What is required: Copy each line exactly.

Data:
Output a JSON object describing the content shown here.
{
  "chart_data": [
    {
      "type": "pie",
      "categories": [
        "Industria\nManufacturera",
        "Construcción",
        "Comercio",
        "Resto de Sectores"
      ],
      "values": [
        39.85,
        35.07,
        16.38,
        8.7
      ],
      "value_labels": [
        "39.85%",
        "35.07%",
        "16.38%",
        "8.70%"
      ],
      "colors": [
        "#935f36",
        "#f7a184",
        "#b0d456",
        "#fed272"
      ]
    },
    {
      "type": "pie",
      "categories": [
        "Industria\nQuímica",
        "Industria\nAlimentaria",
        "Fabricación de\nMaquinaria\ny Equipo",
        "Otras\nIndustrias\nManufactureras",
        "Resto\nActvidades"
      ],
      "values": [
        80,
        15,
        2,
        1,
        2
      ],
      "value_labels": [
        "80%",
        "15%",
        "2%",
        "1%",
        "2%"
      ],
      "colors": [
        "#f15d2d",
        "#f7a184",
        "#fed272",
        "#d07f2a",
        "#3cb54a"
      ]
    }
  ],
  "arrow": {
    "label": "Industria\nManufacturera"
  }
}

Written reply:
Output a JSON object describing the content shown here.
{
  "chart_data": [
    {
      "type": "pie",
      "categories": [
        "Industria\nManufacturera",
        "Construcción",
        "Comercio",
        "Resto de Sectores"
      ],
      "values": [
        39.85,
        35.07,
        16.38,
        8.7
      ],
      "value_labels": [
        "39.85%",
        "35.07%",
        "16.38%",
        "8.70%"
      ],
      "colors": [
        "#935f36",
        "#f7a184",
        "#b0d456",
        "#fed272"
      ]
    },
    {
      "type": "pie",
      "categories": [
        "Industria\nQuímica",
        "Industria\nAlimentaria",
        "Fabricación de\nMaquinaria\ny Equipo",
        "Otras\nIndustrias\nManufactureras",
        "Resto\nActvidades"
      ],
      "values": [
        80,
        15,
        2,
        1,
        2
      ],
      "value_labels": [
        "80%",
        "15%",
        "2%",
        "1%",
        "2%"
      ],
      "colors": [
        "#f15d2d",
        "#f7a184",
        "#fed272",
        "#d07f2a",
        "#3cb54a"
      ]
    }
  ],
  "arrow": {
    "label": "Industria\nManufacturera"
  }
}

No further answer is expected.